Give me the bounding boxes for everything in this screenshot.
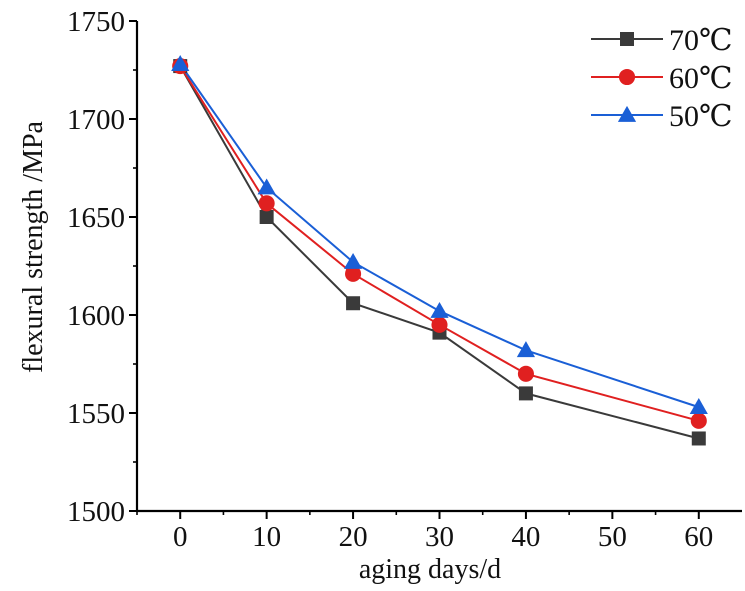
data-point <box>345 265 362 282</box>
series-line-1 <box>179 65 700 422</box>
x-tick-label: 30 <box>425 521 454 553</box>
data-point <box>257 178 276 195</box>
legend-item: 50℃ <box>591 100 733 133</box>
data-point <box>431 316 448 333</box>
x-axis-title: aging days/d <box>359 554 501 585</box>
legend-marker <box>618 68 636 86</box>
axes <box>135 21 742 513</box>
series-lines <box>179 63 700 440</box>
data-point <box>346 296 361 311</box>
legend-label: 50℃ <box>669 100 733 133</box>
y-tick-label: 1600 <box>67 300 125 332</box>
y-tick-label: 1700 <box>67 104 125 136</box>
data-point <box>517 365 534 382</box>
y-tick-label: 1750 <box>67 6 125 38</box>
x-tick-label: 40 <box>511 521 540 553</box>
data-point <box>171 55 190 71</box>
series-line-0 <box>179 65 700 440</box>
legend-label: 70℃ <box>669 24 733 57</box>
y-tick-label: 1500 <box>67 496 125 528</box>
data-point <box>343 252 363 269</box>
data-point <box>689 398 708 414</box>
legend-marker <box>620 32 634 46</box>
tick-labels: 1500 1550 1600 1650 1700 1750 0 10 20 30 40 50 60 <box>67 6 713 553</box>
x-tick-label: 60 <box>684 521 713 553</box>
data-point <box>690 412 707 429</box>
data-point <box>259 210 274 224</box>
legend-label: 60℃ <box>669 62 733 95</box>
x-tick-label: 0 <box>173 521 188 553</box>
series-markers <box>171 55 708 446</box>
data-point <box>518 386 533 401</box>
x-tick-label: 20 <box>339 521 368 553</box>
legend-marker <box>617 105 637 122</box>
data-point <box>691 431 706 446</box>
data-point <box>516 341 536 358</box>
x-tick-label: 10 <box>252 521 281 553</box>
y-axis-title: flexural strength /MPa <box>18 120 49 373</box>
legend-item: 70℃ <box>591 24 733 57</box>
x-tick-label: 50 <box>598 521 627 553</box>
data-point <box>430 301 449 318</box>
data-point <box>258 195 275 212</box>
ticks <box>129 20 700 519</box>
series-line-2 <box>179 63 700 409</box>
y-tick-label: 1650 <box>67 202 125 234</box>
legend-item: 60℃ <box>591 62 733 95</box>
legend: 70℃ 60℃ 50℃ <box>591 24 733 133</box>
y-tick-label: 1550 <box>67 398 125 430</box>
────────────────────
Challenge> Could you rewrite all of the records above with every "data-point" changed to "marker-point", keeping everything else the same and leaving out the pictures?

Correct result>
Give me the bounding boxes for everything in this screenshot.
marker-point <box>345 265 362 282</box>
series-line-1 <box>179 65 700 422</box>
x-tick-label: 30 <box>425 521 454 553</box>
marker-point <box>257 178 276 195</box>
legend-item: 50℃ <box>591 100 733 133</box>
marker-point <box>431 316 448 333</box>
x-axis-title: aging days/d <box>359 554 501 585</box>
legend-marker <box>618 68 636 86</box>
axes <box>135 21 742 513</box>
series-lines <box>179 63 700 440</box>
marker-point <box>346 296 361 311</box>
legend-label: 50℃ <box>669 100 733 133</box>
y-tick-label: 1600 <box>67 300 125 332</box>
y-tick-label: 1700 <box>67 104 125 136</box>
marker-point <box>517 365 534 382</box>
y-tick-label: 1750 <box>67 6 125 38</box>
x-tick-label: 40 <box>511 521 540 553</box>
marker-point <box>171 55 190 71</box>
series-line-0 <box>179 65 700 440</box>
legend-label: 70℃ <box>669 24 733 57</box>
y-tick-label: 1500 <box>67 496 125 528</box>
marker-point <box>343 252 363 269</box>
marker-point <box>689 398 708 414</box>
legend-marker <box>620 32 634 46</box>
tick-labels: 1500 1550 1600 1650 1700 1750 0 10 20 30 40 50 60 <box>67 6 713 553</box>
x-tick-label: 60 <box>684 521 713 553</box>
marker-point <box>690 412 707 429</box>
marker-point <box>259 210 274 224</box>
legend-label: 60℃ <box>669 62 733 95</box>
x-tick-label: 0 <box>173 521 188 553</box>
series-markers <box>171 55 708 446</box>
marker-point <box>518 386 533 401</box>
x-tick-label: 20 <box>339 521 368 553</box>
legend-marker <box>617 105 637 122</box>
marker-point <box>691 431 706 446</box>
marker-point <box>516 341 536 358</box>
x-tick-label: 10 <box>252 521 281 553</box>
y-axis-title: flexural strength /MPa <box>18 120 49 373</box>
legend-item: 70℃ <box>591 24 733 57</box>
x-tick-label: 50 <box>598 521 627 553</box>
marker-point <box>430 301 449 318</box>
marker-point <box>258 195 275 212</box>
ticks <box>129 20 700 519</box>
series-line-2 <box>179 63 700 409</box>
y-tick-label: 1650 <box>67 202 125 234</box>
legend-item: 60℃ <box>591 62 733 95</box>
legend: 70℃ 60℃ 50℃ <box>591 24 733 133</box>
y-tick-label: 1550 <box>67 398 125 430</box>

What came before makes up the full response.